------ RAW DATA

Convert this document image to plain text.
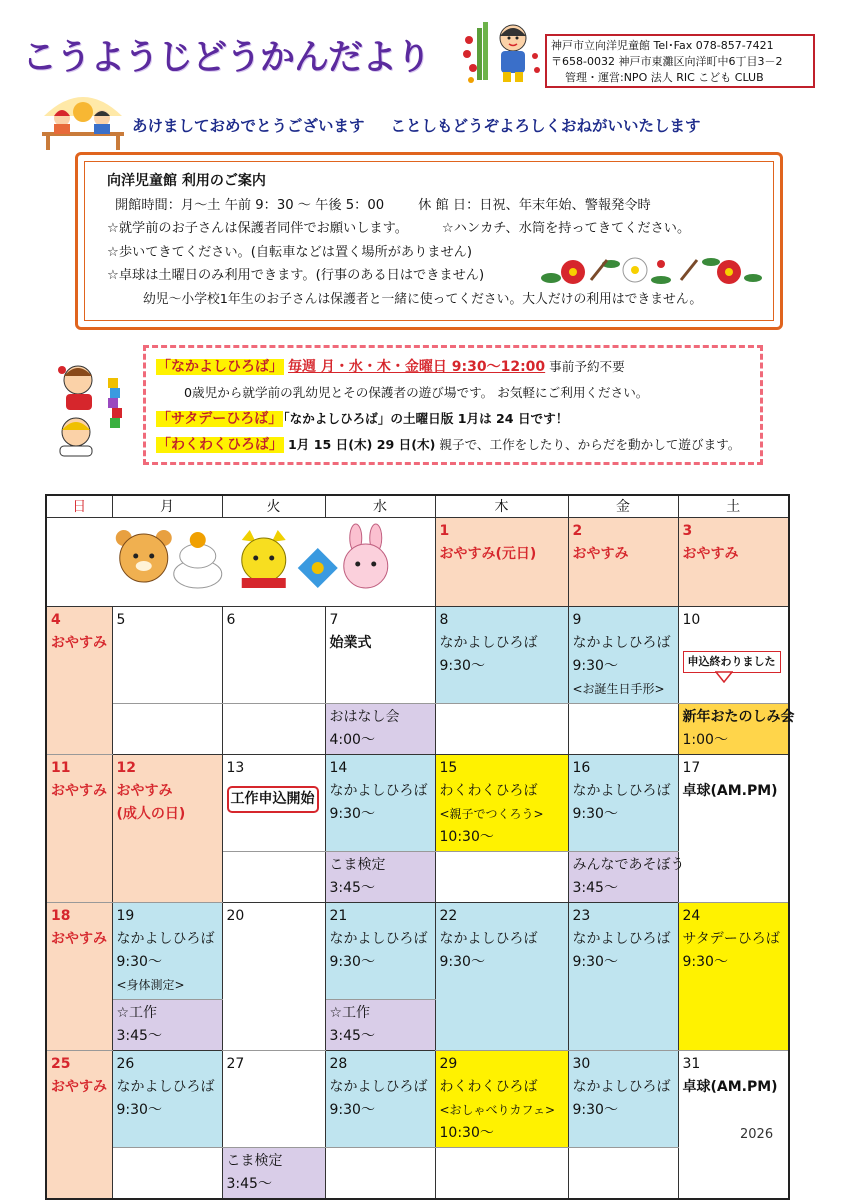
こうようじどうかんだより	神戸市立向洋児童館 Tel･Fax 078-857-7421
〒658-0032 神戸市東灘区向洋町中6丁目3－2
管理・運営:NPO 法人 RIC こども CLUB
あけましておめでとうございます ことしもどうぞよろしくおねがいいたします
向洋児童館 利用のご案内
開館時間：月～土 午前 9：30 ～ 午後 5：00	休 館 日：日祝、年末年始、警報発令時
☆就学前のお子さんは保護者同伴でお願いします。	☆ハンカチ、水筒を持ってきてください。
☆歩いてきてください。(自転車などは置く場所がありません)
☆卓球は土曜日のみ利用できます。(行事のある日はできません)
幼児～小学校1年生のお子さんは保護者と一緒に使ってください。大人だけの利用はできません。
「なかよしひろば」 毎週 月・水・木・金曜日 9:30～12:00 事前予約不要
0歳児から就学前の乳幼児とその保護者の遊び場です。 お気軽にご利用ください。
「サタデーひろば」「なかよしひろば」の土曜日版 1月は 24 日です！
「わくわくひろば」 1月 15 日(木) 29 日(木) 親子で、工作をしたり、からだを動かして遊びます。
日	月	火	水	木	金	土

1
おやすみ(元日)	2
おやすみ	3
おやすみ

4
おやすみ	5	6	7
始業式	8
なかよしひろば
9:30～	9
なかよしひろば
9:30～
<お誕生日手形>	10
申込終わりました

			おはなし会
4:00～			新年おたのしみ会
1:00～

11
おやすみ	12
おやすみ
(成人の日)	13
工作申込開始	14
なかよしひろば
9:30～	15
わくわくひろば
<親子でつくろう>
10:30～	16
なかよしひろば
9:30～	17
卓球(AM.PM)

			こま検定
3:45～		みんなであそぼう
3:45～	

18
おやすみ	19
なかよしひろば
9:30～
<身体測定>	20	21
なかよしひろば
9:30～	22
なかよしひろば
9:30～	23
なかよしひろば
9:30～	24
サタデーひろば
9:30～

	☆工作
3:45～		☆工作
3:45～			

25
おやすみ	26
なかよしひろば
9:30～	27	28
なかよしひろば
9:30～	29
わくわくひろば
<おしゃべりカフェ>
10:30～	30
なかよしひろば
9:30～	31
卓球(AM.PM)

		こま検定
3:45～				

2026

------------

PROBLEM REQUIREMENTS: Using the material above, set down every line exactly, but skip the pictures.

RESULT:
Convert this document image to plain text.
こうようじどうかんだより	神戸市立向洋児童館 Tel･Fax 078-857-7421
〒658-0032 神戸市東灘区向洋町中6丁目3－2
管理・運営:NPO 法人 RIC こども CLUB
あけましておめでとうございます ことしもどうぞよろしくおねがいいたします
向洋児童館 利用のご案内
開館時間：月～土 午前 9：30 ～ 午後 5：00	休 館 日：日祝、年末年始、警報発令時
☆就学前のお子さんは保護者同伴でお願いします。	☆ハンカチ、水筒を持ってきてください。
☆歩いてきてください。(自転車などは置く場所がありません)
☆卓球は土曜日のみ利用できます。(行事のある日はできません)
幼児～小学校1年生のお子さんは保護者と一緒に使ってください。大人だけの利用はできません。
「なかよしひろば」 毎週 月・水・木・金曜日 9:30～12:00 事前予約不要
0歳児から就学前の乳幼児とその保護者の遊び場です。 お気軽にご利用ください。
「サタデーひろば」「なかよしひろば」の土曜日版 1月は 24 日です！
「わくわくひろば」 1月 15 日(木) 29 日(木) 親子で、工作をしたり、からだを動かして遊びます。
日	月	火	水	木	金	土

1
おやすみ(元日)	2
おやすみ	3
おやすみ

4
おやすみ	5	6	7
始業式	8
なかよしひろば
9:30～	9
なかよしひろば
9:30～
<お誕生日手形>	10
申込終わりました

			おはなし会
4:00～			新年おたのしみ会
1:00～

11
おやすみ	12
おやすみ
(成人の日)	13
工作申込開始	14
なかよしひろば
9:30～	15
わくわくひろば
<親子でつくろう>
10:30～	16
なかよしひろば
9:30～	17
卓球(AM.PM)

			こま検定
3:45～		みんなであそぼう
3:45～	

18
おやすみ	19
なかよしひろば
9:30～
<身体測定>	20	21
なかよしひろば
9:30～	22
なかよしひろば
9:30～	23
なかよしひろば
9:30～	24
サタデーひろば
9:30～

	☆工作
3:45～		☆工作
3:45～			

25
おやすみ	26
なかよしひろば
9:30～	27	28
なかよしひろば
9:30～	29
わくわくひろば
<おしゃべりカフェ>
10:30～	30
なかよしひろば
9:30～	31
卓球(AM.PM)

		こま検定
3:45～				

2026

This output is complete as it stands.